Task instructions » Pick out each line containing the string "name".

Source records
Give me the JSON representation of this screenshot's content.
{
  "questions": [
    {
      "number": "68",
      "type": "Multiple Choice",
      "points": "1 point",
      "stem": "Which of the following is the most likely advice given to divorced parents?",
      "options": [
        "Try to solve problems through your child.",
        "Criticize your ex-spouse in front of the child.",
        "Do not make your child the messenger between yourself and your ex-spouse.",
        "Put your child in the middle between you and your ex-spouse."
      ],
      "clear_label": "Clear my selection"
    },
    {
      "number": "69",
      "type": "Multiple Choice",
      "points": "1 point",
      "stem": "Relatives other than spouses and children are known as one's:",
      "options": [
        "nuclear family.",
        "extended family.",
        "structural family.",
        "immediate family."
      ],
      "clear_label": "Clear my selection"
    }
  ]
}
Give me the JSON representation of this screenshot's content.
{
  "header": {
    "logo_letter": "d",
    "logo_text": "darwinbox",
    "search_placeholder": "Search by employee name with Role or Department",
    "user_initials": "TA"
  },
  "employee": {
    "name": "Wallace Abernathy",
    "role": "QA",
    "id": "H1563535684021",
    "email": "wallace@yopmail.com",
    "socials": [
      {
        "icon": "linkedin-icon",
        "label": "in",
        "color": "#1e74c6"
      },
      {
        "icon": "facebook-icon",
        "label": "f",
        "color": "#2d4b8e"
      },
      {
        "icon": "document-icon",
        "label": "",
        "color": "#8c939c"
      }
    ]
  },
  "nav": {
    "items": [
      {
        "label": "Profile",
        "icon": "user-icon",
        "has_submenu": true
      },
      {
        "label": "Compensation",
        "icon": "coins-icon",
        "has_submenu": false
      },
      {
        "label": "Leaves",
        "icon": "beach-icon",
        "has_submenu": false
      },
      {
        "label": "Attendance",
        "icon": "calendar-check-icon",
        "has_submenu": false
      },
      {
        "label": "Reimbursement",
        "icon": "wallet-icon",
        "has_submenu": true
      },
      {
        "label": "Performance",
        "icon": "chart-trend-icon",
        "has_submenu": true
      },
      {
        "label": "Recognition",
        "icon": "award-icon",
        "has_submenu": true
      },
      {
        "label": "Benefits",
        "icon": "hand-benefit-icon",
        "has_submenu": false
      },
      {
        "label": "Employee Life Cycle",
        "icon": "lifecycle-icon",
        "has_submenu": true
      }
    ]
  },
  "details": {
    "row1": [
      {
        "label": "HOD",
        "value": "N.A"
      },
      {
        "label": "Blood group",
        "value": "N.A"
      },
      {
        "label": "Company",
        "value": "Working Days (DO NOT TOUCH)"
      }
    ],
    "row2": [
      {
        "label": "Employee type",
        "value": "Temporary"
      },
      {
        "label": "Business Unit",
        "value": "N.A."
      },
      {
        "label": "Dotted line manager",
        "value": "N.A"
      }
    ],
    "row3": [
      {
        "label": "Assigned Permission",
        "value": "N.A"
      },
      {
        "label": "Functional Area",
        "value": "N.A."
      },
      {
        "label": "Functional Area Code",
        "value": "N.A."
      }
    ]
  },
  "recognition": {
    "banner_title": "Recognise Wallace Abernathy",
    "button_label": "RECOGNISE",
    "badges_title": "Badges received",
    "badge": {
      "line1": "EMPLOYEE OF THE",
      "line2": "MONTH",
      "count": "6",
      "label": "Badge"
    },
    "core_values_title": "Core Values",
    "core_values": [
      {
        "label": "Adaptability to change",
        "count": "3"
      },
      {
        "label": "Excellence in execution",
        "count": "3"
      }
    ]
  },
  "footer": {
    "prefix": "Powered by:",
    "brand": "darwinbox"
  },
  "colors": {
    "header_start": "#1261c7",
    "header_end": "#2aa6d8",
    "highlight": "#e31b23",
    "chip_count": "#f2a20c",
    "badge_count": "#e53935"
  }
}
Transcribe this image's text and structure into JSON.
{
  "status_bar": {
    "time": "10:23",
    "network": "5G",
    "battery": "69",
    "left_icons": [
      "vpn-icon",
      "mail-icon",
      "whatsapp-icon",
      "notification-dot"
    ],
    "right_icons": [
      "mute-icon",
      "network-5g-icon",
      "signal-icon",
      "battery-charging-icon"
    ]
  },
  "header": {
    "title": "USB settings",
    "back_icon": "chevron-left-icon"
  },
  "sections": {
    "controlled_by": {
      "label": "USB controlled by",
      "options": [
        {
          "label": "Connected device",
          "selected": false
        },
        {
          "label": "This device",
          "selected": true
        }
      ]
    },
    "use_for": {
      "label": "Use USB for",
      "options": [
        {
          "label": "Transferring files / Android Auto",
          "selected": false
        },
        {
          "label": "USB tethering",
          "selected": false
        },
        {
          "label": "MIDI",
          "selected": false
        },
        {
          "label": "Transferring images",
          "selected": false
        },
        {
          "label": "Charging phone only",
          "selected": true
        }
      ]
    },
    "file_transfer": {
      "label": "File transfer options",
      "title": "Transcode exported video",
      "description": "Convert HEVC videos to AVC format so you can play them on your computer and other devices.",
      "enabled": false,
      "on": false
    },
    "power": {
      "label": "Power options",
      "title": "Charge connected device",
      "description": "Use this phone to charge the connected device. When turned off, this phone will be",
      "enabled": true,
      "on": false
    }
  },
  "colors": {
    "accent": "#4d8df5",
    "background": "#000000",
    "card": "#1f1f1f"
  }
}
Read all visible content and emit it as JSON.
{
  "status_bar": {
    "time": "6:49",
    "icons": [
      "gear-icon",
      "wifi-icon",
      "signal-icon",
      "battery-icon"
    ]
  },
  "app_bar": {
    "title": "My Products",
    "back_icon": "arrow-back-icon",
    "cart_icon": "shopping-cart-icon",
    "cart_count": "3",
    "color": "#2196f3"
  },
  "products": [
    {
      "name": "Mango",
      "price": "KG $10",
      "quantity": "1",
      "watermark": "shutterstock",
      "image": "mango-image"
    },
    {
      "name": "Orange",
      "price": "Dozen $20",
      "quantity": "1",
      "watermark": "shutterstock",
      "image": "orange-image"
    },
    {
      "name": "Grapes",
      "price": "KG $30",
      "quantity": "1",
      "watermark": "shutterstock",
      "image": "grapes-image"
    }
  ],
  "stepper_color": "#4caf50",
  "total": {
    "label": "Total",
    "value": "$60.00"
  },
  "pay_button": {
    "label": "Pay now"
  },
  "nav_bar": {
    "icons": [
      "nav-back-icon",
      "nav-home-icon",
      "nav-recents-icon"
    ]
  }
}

Task response »
    "search_placeholder": "Search by employee name with Role or Department",
    "name": "Wallace Abernathy",
      "name": "Mango",
      "name": "Orange",
      "name": "Grapes",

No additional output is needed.